··· Supplied records ···

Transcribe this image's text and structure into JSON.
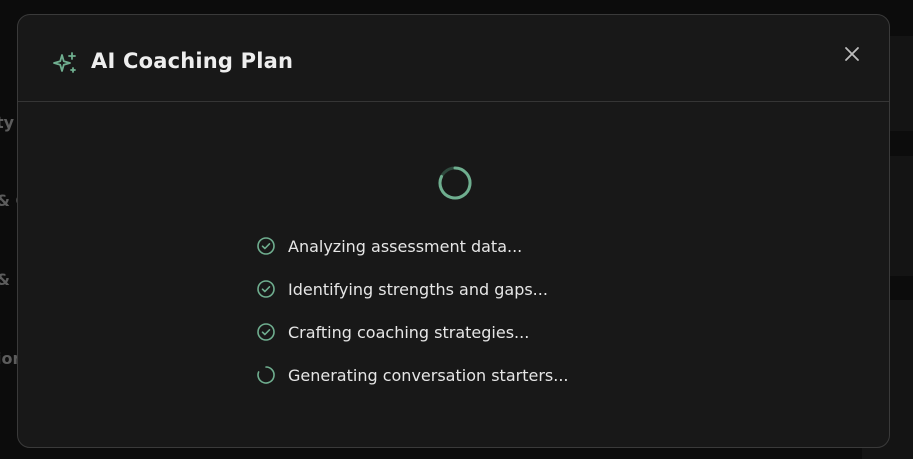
{
  "background": {
    "rows": [
      {
        "text": "ty"
      },
      {
        "text": "& C"
      },
      {
        "text": "&"
      },
      {
        "text": "ion"
      }
    ]
  },
  "modal": {
    "title": "AI Coaching Plan",
    "title_icon": "sparkles-icon",
    "close_icon": "close-icon",
    "spinner_icon": "loading-spinner-icon",
    "accent_color": "#6fae8f",
    "steps": [
      {
        "label": "Analyzing assessment data...",
        "status": "complete",
        "icon": "check-circle-icon"
      },
      {
        "label": "Identifying strengths and gaps...",
        "status": "complete",
        "icon": "check-circle-icon"
      },
      {
        "label": "Crafting coaching strategies...",
        "status": "complete",
        "icon": "check-circle-icon"
      },
      {
        "label": "Generating conversation starters...",
        "status": "in-progress",
        "icon": "loading-spinner-icon"
      }
    ]
  }
}
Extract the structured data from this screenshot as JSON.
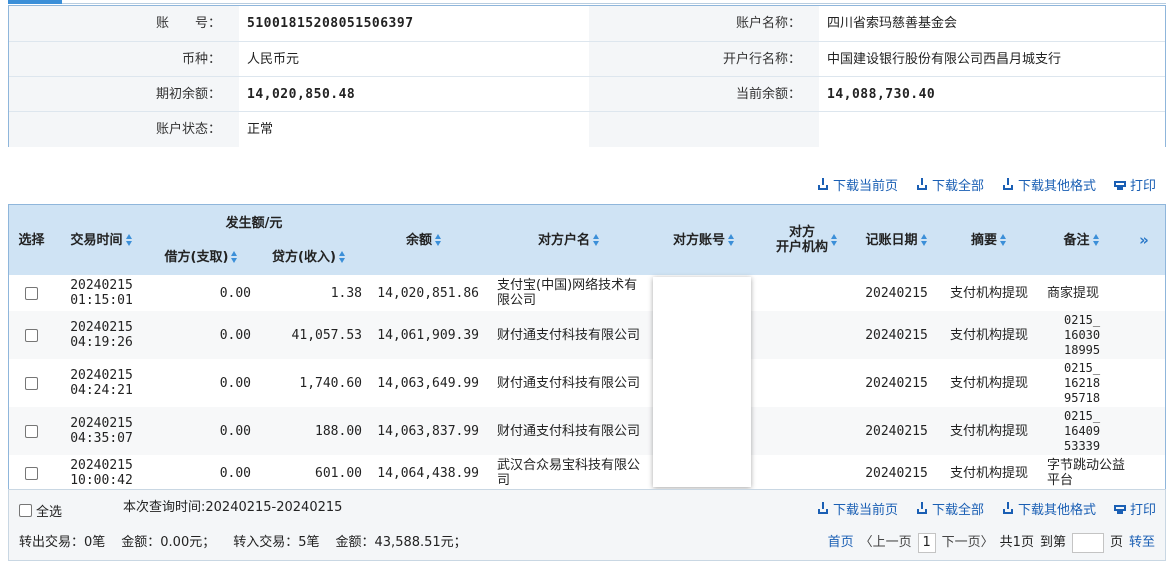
{
  "account": {
    "rows": [
      {
        "label1": "账　　号：",
        "value1": "51001815208051506397",
        "label2": "账户名称：",
        "value2": "四川省索玛慈善基金会"
      },
      {
        "label1": "币种：",
        "value1": "人民币元",
        "label2": "开户行名称：",
        "value2": "中国建设银行股份有限公司西昌月城支行"
      },
      {
        "label1": "期初余额：",
        "value1": "14,020,850.48",
        "label2": "当前余额：",
        "value2": "14,088,730.40"
      },
      {
        "label1": "账户状态：",
        "value1": "正常",
        "label2": "",
        "value2": ""
      }
    ]
  },
  "toolbar": {
    "download_page": "下载当前页",
    "download_all": "下载全部",
    "download_other": "下载其他格式",
    "print": "打印"
  },
  "table": {
    "headers": {
      "select": "选择",
      "time": "交易时间",
      "amount_group": "发生额/元",
      "debit": "借方(支取)",
      "credit": "贷方(收入)",
      "balance": "余额",
      "counterparty_name": "对方户名",
      "counterparty_account": "对方账号",
      "counterparty_bank": "对方\n开户机构",
      "post_date": "记账日期",
      "summary": "摘要",
      "remark": "备注",
      "more": "»"
    },
    "rows": [
      {
        "date": "20240215",
        "time": "01:15:01",
        "debit": "0.00",
        "credit": "1.38",
        "balance": "14,020,851.86",
        "name": "支付宝(中国)网络技术有限公司",
        "post_date": "20240215",
        "summary": "支付机构提现",
        "remark": "商家提现"
      },
      {
        "date": "20240215",
        "time": "04:19:26",
        "debit": "0.00",
        "credit": "41,057.53",
        "balance": "14,061,909.39",
        "name": "财付通支付科技有限公司",
        "post_date": "20240215",
        "summary": "支付机构提现",
        "remark": "0215_\n16030\n18995"
      },
      {
        "date": "20240215",
        "time": "04:24:21",
        "debit": "0.00",
        "credit": "1,740.60",
        "balance": "14,063,649.99",
        "name": "财付通支付科技有限公司",
        "post_date": "20240215",
        "summary": "支付机构提现",
        "remark": "0215_\n16218\n95718"
      },
      {
        "date": "20240215",
        "time": "04:35:07",
        "debit": "0.00",
        "credit": "188.00",
        "balance": "14,063,837.99",
        "name": "财付通支付科技有限公司",
        "post_date": "20240215",
        "summary": "支付机构提现",
        "remark": "0215_\n16409\n53339"
      },
      {
        "date": "20240215",
        "time": "10:00:42",
        "debit": "0.00",
        "credit": "601.00",
        "balance": "14,064,438.99",
        "name": "武汉合众易宝科技有限公司",
        "post_date": "20240215",
        "summary": "支付机构提现",
        "remark": "字节跳动公益平台"
      }
    ]
  },
  "footer": {
    "select_all": "全选",
    "query_time": "本次查询时间:20240215-20240215",
    "out_label": "转出交易：0笔",
    "out_amount": "金额：0.00元；",
    "in_label": "转入交易：5笔",
    "in_amount": "金额：43,588.51元；"
  },
  "pager": {
    "first": "首页",
    "prev": "〈上一页",
    "current": "1",
    "next": "下一页〉",
    "total": "共1页",
    "goto_prefix": "到第",
    "goto_suffix": "页",
    "go": "转至"
  }
}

···

What is needed is an exact reproduction of the data, pictures excluded.

Transcribe this image's text and structure into JSON.
{
  "background": {
    "rows": [
      {
        "text": "ty"
      },
      {
        "text": "& C"
      },
      {
        "text": "&"
      },
      {
        "text": "ion"
      }
    ]
  },
  "modal": {
    "title": "AI Coaching Plan",
    "title_icon": "sparkles-icon",
    "close_icon": "close-icon",
    "spinner_icon": "loading-spinner-icon",
    "accent_color": "#6fae8f",
    "steps": [
      {
        "label": "Analyzing assessment data...",
        "status": "complete",
        "icon": "check-circle-icon"
      },
      {
        "label": "Identifying strengths and gaps...",
        "status": "complete",
        "icon": "check-circle-icon"
      },
      {
        "label": "Crafting coaching strategies...",
        "status": "complete",
        "icon": "check-circle-icon"
      },
      {
        "label": "Generating conversation starters...",
        "status": "in-progress",
        "icon": "loading-spinner-icon"
      }
    ]
  }
}
Extract the structured data from this screenshot as JSON.
{
  "account": {
    "rows": [
      {
        "label1": "账　　号：",
        "value1": "51001815208051506397",
        "label2": "账户名称：",
        "value2": "四川省索玛慈善基金会"
      },
      {
        "label1": "币种：",
        "value1": "人民币元",
        "label2": "开户行名称：",
        "value2": "中国建设银行股份有限公司西昌月城支行"
      },
      {
        "label1": "期初余额：",
        "value1": "14,020,850.48",
        "label2": "当前余额：",
        "value2": "14,088,730.40"
      },
      {
        "label1": "账户状态：",
        "value1": "正常",
        "label2": "",
        "value2": ""
      }
    ]
  },
  "toolbar": {
    "download_page": "下载当前页",
    "download_all": "下载全部",
    "download_other": "下载其他格式",
    "print": "打印"
  },
  "table": {
    "headers": {
      "select": "选择",
      "time": "交易时间",
      "amount_group": "发生额/元",
      "debit": "借方(支取)",
      "credit": "贷方(收入)",
      "balance": "余额",
      "counterparty_name": "对方户名",
      "counterparty_account": "对方账号",
      "counterparty_bank": "对方\n开户机构",
      "post_date": "记账日期",
      "summary": "摘要",
      "remark": "备注",
      "more": "»"
    },
    "rows": [
      {
        "date": "20240215",
        "time": "01:15:01",
        "debit": "0.00",
        "credit": "1.38",
        "balance": "14,020,851.86",
        "name": "支付宝(中国)网络技术有限公司",
        "post_date": "20240215",
        "summary": "支付机构提现",
        "remark": "商家提现"
      },
      {
        "date": "20240215",
        "time": "04:19:26",
        "debit": "0.00",
        "credit": "41,057.53",
        "balance": "14,061,909.39",
        "name": "财付通支付科技有限公司",
        "post_date": "20240215",
        "summary": "支付机构提现",
        "remark": "0215_\n16030\n18995"
      },
      {
        "date": "20240215",
        "time": "04:24:21",
        "debit": "0.00",
        "credit": "1,740.60",
        "balance": "14,063,649.99",
        "name": "财付通支付科技有限公司",
        "post_date": "20240215",
        "summary": "支付机构提现",
        "remark": "0215_\n16218\n95718"
      },
      {
        "date": "20240215",
        "time": "04:35:07",
        "debit": "0.00",
        "credit": "188.00",
        "balance": "14,063,837.99",
        "name": "财付通支付科技有限公司",
        "post_date": "20240215",
        "summary": "支付机构提现",
        "remark": "0215_\n16409\n53339"
      },
      {
        "date": "20240215",
        "time": "10:00:42",
        "debit": "0.00",
        "credit": "601.00",
        "balance": "14,064,438.99",
        "name": "武汉合众易宝科技有限公司",
        "post_date": "20240215",
        "summary": "支付机构提现",
        "remark": "字节跳动公益平台"
      }
    ]
  },
  "footer": {
    "select_all": "全选",
    "query_time": "本次查询时间:20240215-20240215",
    "out_label": "转出交易：0笔",
    "out_amount": "金额：0.00元；",
    "in_label": "转入交易：5笔",
    "in_amount": "金额：43,588.51元；"
  },
  "pager": {
    "first": "首页",
    "prev": "〈上一页",
    "current": "1",
    "next": "下一页〉",
    "total": "共1页",
    "goto_prefix": "到第",
    "goto_suffix": "页",
    "go": "转至"
  }
}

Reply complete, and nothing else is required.